### EXERCISE TASK
Copy every line from the records below that holds the word "ᐃᓱᒪᓕᐅᕈᑏᑦ".

### INFORMATION PROVIDED
********

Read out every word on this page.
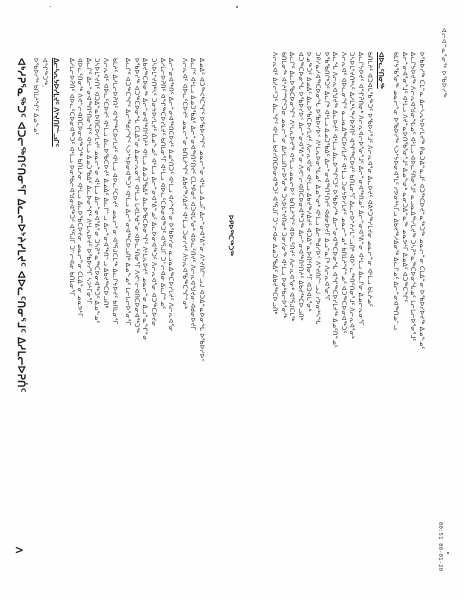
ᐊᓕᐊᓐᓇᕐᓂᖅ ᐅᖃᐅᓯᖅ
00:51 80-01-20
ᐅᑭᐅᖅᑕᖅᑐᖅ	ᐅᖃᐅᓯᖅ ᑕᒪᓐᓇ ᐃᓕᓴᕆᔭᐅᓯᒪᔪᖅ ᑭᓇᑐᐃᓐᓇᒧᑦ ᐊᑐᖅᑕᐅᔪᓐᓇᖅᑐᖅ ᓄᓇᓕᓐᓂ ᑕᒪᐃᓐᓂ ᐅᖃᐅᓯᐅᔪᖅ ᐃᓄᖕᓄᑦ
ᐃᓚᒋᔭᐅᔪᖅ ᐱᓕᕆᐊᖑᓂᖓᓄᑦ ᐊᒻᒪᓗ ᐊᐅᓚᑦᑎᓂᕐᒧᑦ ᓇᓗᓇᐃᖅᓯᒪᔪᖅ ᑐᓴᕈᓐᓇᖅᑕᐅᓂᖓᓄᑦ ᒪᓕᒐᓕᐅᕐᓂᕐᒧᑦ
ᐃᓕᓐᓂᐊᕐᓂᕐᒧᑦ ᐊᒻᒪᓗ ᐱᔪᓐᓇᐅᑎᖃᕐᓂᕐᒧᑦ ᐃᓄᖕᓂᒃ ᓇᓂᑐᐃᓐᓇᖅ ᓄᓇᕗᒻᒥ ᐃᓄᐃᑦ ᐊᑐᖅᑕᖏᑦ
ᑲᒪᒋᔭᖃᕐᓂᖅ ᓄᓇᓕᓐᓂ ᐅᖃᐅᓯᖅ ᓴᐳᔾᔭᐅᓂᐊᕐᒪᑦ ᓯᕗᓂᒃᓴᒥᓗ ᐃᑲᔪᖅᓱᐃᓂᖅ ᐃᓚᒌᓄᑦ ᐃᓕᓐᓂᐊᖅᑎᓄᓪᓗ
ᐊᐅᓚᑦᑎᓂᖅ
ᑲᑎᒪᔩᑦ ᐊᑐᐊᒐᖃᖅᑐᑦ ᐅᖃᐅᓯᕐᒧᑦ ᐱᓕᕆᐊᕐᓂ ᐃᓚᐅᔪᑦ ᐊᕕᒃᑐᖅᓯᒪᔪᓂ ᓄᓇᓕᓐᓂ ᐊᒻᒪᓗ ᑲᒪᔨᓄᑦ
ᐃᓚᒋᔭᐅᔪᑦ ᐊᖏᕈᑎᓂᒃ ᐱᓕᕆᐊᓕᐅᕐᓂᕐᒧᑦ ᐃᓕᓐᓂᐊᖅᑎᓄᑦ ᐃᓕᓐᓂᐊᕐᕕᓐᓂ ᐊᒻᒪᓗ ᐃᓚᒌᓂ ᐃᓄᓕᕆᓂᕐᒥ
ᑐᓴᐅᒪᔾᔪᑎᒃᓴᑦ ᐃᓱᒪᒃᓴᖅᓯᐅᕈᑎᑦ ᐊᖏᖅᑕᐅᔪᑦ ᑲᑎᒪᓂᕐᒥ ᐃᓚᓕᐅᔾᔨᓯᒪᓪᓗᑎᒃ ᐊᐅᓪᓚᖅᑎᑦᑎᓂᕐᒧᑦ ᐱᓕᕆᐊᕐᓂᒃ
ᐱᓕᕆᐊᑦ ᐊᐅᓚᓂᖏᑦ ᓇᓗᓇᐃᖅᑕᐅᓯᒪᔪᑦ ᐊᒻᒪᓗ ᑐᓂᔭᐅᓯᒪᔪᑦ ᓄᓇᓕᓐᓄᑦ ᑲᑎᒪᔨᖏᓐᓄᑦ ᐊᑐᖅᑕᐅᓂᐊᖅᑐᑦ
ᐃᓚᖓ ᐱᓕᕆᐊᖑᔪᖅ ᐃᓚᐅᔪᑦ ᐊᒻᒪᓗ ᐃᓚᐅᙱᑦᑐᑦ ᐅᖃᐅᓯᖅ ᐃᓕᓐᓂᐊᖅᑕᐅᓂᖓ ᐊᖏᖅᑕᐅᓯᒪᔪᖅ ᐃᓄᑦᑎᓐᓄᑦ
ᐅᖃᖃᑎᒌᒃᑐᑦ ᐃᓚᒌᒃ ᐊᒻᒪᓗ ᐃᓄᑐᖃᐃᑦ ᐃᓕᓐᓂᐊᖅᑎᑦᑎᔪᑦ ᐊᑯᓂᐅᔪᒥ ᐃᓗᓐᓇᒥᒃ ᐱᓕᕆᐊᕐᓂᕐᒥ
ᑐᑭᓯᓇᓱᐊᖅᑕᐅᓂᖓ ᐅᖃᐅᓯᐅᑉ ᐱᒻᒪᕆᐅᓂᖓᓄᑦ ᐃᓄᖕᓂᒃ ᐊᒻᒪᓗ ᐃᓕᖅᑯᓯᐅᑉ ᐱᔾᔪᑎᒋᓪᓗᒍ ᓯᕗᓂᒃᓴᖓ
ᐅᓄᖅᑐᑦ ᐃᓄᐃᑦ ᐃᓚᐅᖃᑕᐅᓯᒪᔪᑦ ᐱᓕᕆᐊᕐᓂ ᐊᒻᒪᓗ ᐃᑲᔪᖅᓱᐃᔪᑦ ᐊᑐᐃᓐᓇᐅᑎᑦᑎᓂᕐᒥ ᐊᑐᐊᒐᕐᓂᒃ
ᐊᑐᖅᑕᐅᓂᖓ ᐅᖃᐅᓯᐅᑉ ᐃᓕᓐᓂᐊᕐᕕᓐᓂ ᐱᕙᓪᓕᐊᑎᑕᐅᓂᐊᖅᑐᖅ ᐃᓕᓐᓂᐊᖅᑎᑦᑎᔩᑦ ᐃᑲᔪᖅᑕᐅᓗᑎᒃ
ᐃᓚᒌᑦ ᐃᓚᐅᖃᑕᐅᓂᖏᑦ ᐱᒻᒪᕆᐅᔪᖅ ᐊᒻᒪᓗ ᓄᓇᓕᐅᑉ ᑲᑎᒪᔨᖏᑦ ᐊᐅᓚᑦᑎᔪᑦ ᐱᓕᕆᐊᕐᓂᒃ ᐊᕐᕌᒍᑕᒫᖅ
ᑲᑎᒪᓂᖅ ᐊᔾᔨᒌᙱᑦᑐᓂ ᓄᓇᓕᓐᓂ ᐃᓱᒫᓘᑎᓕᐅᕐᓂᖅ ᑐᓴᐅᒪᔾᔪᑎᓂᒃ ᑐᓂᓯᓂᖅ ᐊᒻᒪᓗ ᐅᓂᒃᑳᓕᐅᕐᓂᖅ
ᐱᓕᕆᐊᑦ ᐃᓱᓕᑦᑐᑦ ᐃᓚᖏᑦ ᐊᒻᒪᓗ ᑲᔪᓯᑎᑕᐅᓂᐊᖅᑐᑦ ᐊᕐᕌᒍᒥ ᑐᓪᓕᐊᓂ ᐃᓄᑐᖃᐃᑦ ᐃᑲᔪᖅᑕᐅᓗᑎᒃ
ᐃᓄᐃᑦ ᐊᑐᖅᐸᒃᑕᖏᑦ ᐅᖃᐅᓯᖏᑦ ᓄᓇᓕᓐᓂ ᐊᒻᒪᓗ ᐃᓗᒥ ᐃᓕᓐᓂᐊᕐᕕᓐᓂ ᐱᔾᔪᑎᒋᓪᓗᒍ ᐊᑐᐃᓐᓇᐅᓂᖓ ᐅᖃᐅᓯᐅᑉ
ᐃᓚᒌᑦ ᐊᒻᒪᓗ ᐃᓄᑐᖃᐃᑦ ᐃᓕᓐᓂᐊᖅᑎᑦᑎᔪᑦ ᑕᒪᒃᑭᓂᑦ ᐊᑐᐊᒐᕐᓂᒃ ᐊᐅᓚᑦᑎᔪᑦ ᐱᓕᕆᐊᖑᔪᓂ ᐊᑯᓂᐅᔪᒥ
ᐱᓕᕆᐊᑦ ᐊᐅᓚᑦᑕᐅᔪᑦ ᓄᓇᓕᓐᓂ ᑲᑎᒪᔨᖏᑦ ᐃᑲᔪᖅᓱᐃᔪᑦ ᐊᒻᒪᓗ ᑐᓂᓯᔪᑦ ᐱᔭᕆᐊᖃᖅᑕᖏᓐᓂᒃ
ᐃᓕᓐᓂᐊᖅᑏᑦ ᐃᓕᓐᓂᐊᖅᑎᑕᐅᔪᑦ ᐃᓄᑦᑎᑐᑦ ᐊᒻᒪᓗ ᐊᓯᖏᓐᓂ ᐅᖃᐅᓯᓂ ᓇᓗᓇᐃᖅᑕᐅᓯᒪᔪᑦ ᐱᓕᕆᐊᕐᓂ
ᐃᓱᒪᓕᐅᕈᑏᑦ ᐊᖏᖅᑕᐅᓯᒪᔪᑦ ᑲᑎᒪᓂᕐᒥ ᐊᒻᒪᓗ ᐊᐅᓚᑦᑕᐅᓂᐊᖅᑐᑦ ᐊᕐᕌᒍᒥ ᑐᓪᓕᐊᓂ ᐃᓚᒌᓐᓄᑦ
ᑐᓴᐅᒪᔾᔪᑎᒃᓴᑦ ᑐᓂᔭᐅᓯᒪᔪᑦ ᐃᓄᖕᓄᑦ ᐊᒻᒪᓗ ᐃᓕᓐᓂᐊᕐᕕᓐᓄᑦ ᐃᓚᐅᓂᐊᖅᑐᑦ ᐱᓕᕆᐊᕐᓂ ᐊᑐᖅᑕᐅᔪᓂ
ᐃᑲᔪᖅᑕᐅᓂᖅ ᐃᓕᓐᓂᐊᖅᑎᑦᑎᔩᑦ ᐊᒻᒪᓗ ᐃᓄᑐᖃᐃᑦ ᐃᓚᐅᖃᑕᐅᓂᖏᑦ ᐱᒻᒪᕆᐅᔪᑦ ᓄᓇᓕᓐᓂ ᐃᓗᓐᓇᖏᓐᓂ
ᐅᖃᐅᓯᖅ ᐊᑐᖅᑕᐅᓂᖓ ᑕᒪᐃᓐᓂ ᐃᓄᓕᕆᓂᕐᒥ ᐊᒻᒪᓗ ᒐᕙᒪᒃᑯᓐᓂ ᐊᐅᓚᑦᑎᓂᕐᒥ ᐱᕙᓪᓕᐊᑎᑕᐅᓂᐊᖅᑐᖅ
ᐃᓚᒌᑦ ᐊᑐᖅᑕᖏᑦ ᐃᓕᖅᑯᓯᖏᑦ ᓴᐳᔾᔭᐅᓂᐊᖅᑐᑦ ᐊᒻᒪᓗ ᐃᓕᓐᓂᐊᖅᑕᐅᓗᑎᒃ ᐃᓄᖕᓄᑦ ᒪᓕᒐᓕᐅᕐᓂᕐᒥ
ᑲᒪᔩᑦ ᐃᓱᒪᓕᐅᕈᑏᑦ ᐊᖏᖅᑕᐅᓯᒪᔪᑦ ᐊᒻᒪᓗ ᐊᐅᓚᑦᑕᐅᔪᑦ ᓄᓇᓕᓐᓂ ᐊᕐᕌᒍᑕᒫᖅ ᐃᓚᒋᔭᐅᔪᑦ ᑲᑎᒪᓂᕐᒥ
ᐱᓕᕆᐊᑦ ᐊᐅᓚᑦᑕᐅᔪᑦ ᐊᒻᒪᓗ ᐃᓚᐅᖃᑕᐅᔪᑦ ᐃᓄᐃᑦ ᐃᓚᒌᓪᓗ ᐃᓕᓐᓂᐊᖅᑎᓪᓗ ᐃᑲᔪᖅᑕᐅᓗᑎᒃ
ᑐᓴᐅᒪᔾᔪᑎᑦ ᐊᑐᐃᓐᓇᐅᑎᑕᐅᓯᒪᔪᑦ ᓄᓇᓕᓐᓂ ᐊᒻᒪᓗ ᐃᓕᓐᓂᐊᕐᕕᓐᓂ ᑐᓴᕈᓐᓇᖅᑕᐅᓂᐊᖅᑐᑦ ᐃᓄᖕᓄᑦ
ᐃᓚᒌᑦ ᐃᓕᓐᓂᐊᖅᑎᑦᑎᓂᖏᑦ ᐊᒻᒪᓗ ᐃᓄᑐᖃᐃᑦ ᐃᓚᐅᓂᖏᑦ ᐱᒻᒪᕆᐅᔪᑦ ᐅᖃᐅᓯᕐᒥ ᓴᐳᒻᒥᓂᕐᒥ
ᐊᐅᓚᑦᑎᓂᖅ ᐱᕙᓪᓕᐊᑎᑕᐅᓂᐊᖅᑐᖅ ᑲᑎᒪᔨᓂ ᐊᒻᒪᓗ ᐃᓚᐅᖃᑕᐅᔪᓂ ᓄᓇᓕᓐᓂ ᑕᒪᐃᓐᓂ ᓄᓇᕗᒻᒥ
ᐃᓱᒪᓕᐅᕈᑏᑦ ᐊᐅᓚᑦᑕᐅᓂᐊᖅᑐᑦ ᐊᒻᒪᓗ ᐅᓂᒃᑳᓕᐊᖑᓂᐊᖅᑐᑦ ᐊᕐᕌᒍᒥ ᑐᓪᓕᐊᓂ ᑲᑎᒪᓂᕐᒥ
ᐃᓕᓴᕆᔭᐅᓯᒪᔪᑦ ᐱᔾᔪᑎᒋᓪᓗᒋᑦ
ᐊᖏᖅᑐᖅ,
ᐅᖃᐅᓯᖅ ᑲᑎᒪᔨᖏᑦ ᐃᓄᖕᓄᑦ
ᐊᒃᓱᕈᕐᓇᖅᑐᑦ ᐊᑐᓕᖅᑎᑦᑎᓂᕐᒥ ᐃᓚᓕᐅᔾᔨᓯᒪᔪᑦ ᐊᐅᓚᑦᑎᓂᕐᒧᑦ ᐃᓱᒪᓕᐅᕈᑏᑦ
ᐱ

********

### RESULT
ᐃᓱᒪᓕᐅᕈᑏᑦ ᐊᖏᖅᑕᐅᓯᒪᔪᑦ ᑲᑎᒪᓂᕐᒥ ᐊᒻᒪᓗ ᐊᐅᓚᑦᑕᐅᓂᐊᖅᑐᑦ ᐊᕐᕌᒍᒥ ᑐᓪᓕᐊᓂ ᐃᓚᒌᓐᓄᑦ
ᑲᒪᔩᑦ ᐃᓱᒪᓕᐅᕈᑏᑦ ᐊᖏᖅᑕᐅᓯᒪᔪᑦ ᐊᒻᒪᓗ ᐊᐅᓚᑦᑕᐅᔪᑦ ᓄᓇᓕᓐᓂ ᐊᕐᕌᒍᑕᒫᖅ ᐃᓚᒋᔭᐅᔪᑦ ᑲᑎᒪᓂᕐᒥ
ᐃᓱᒪᓕᐅᕈᑏᑦ ᐊᐅᓚᑦᑕᐅᓂᐊᖅᑐᑦ ᐊᒻᒪᓗ ᐅᓂᒃᑳᓕᐊᖑᓂᐊᖅᑐᑦ ᐊᕐᕌᒍᒥ ᑐᓪᓕᐊᓂ ᑲᑎᒪᓂᕐᒥ
ᐊᒃᓱᕈᕐᓇᖅᑐᑦ ᐊᑐᓕᖅᑎᑦᑎᓂᕐᒥ ᐃᓚᓕᐅᔾᔨᓯᒪᔪᑦ ᐊᐅᓚᑦᑎᓂᕐᒧᑦ ᐃᓱᒪᓕᐅᕈᑏᑦ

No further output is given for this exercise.